两种开始多线程方式
Runable接口
public class RunnableStyle implements Runnable {
public static void main(String[] args) {
Thread thread = new Thread(new RunnableStyle());
thread.start();
}
@Override
public void run() {
System.out.println("hello");
}
}
继承Thread并重写run方法
public class ThreadStyle extends Thread {
@Override
public void run() {
System.out.println("hello");
}
public static void main(String[] args) {
new ThreadStyle().start();
}
}
停止多线程
停止非阻塞的线程
一般情况下,线程退出可以使用while循环判断共享变量条件的方式,当线程内有阻塞操作时,可能导致线程无法运行到条件判断的地方而导致一直阻塞下去,这个时候就需要中断来帮助线程脱离阻塞。因此比较优雅的退出线程方式是结合共享变量和中断。
public class RightWayStop implements Runnable{
public static void main(String[] args) throws InterruptedException {
Thread thread = new Thread(new RightWayStop());
thread.start();
thread.sleep(100);
thread.interrupt();
}
@Override
public void run() {
int i =0;
while (!Thread.currentThread().interrupted()&&i<Integer.MAX_VALUE/2){
if(i%10000==0){
System.out.println(i);
}
i++;
if(i>=Integer.MAX_VALUE/2){
System.out.println("finished");
}
}
}
}
停止阻塞的线程
对于处于sleep,join等操作的线程,如果被调用interrupt()后,会抛出InterruptedException,然后线程的中断标志位会由true重置为false,因为线程为了处理异常已经重新处于就绪状态。
public class RightWayStop {
public static void main(String[] args) throws InterruptedException {
Runnable runnable = () -> {
int i = 0;
try {
Thread.sleep(200000);
} catch (InterruptedException e) {
System.out.println(e);
// e.printStackTrace();
}
};
Thread thread = new Thread(runnable);
thread.start();
Thread.sleep(1000);
thread.interrupt();
}
}
Thead.sleep
Thread.sleep一旦执行 会清除interupted状态
中断线程
处理中断的两种姿势
注意:
- 不要屏蔽中断
- volatile的boolean无法处理长时间阻塞的情况
优先选择在方法上抛出异常
用throws InterruptedException 标记你的方法,不采用try 语句块捕获异常,以便于该异常可以传递到顶层,让run方法可以捕获这一异常.
恢复中断
如果不想或无法传递InterruptedException(例如用run方法的时候,就不让该方法throws InterruptedException),那么应该选择在catch 子句中调用Thread.currentThread().interrupt() 来恢复设置中断状态,以便于在后续的执行依然能够检查到刚才发生了中断。

▶ **任务要求**:
多线程文章认为比较优雅的退出线程方式结合了哪两样东西? 这些记录与多线程文章没有任何关系。

▶ **记录条目**:
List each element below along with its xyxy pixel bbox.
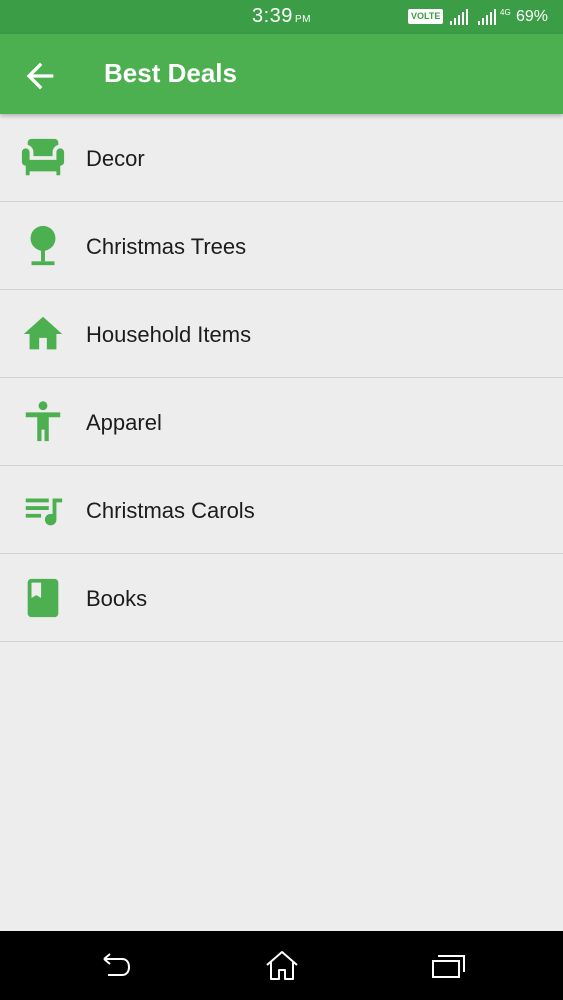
armchair-icon [21, 138, 65, 176]
battery-percentage: 69% [516, 8, 549, 25]
home-icon [266, 951, 298, 980]
list-item-label: Decor [86, 146, 145, 171]
back-button[interactable] [20, 56, 60, 96]
list-item-apparel[interactable]: Apparel [0, 378, 563, 466]
list-item-christmas-carols[interactable]: Christmas Carols [0, 466, 563, 554]
status-time-value: 3:39 [252, 5, 293, 27]
list-item-household-items[interactable]: Household Items [0, 290, 563, 378]
page-title: Best Deals [104, 58, 237, 88]
app-bar: Best Deals [0, 34, 563, 114]
recents-icon [432, 955, 465, 978]
signal-strength-icon [478, 9, 496, 25]
list-item-label: Books [86, 586, 148, 611]
list-item-label: Apparel [86, 410, 162, 435]
person-icon [25, 401, 61, 442]
status-time: 3:39 PM [252, 5, 311, 28]
list-item-label: Christmas Trees [86, 234, 247, 259]
volte-badge: VOLTE [408, 9, 444, 24]
list-item-books[interactable]: Books [0, 554, 563, 642]
playlist-music-icon [25, 498, 63, 526]
home-icon [23, 316, 63, 350]
list-item-label: Christmas Carols [86, 498, 255, 523]
nav-back-button[interactable] [96, 949, 136, 983]
arrow-back-icon [26, 62, 54, 90]
status-bar: 3:39 PM VOLTE 4G 69% [0, 0, 563, 34]
category-list: Decor Christmas Trees Household Items Ap… [0, 114, 563, 642]
list-item-christmas-trees[interactable]: Christmas Trees [0, 202, 563, 290]
nav-recents-button[interactable] [428, 949, 468, 983]
tree-icon [30, 225, 56, 266]
status-time-ampm: PM [294, 14, 311, 25]
signal-strength-icon [450, 9, 468, 25]
system-nav-bar [0, 931, 563, 1000]
nav-home-button[interactable] [262, 949, 302, 983]
book-icon [27, 578, 59, 618]
list-item-label: Household Items [86, 322, 252, 347]
network-type-label: 4G [500, 8, 511, 17]
back-icon [103, 953, 131, 976]
list-item-decor[interactable]: Decor [0, 114, 563, 202]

▶ **预期答案**:
结合共享变量和中断。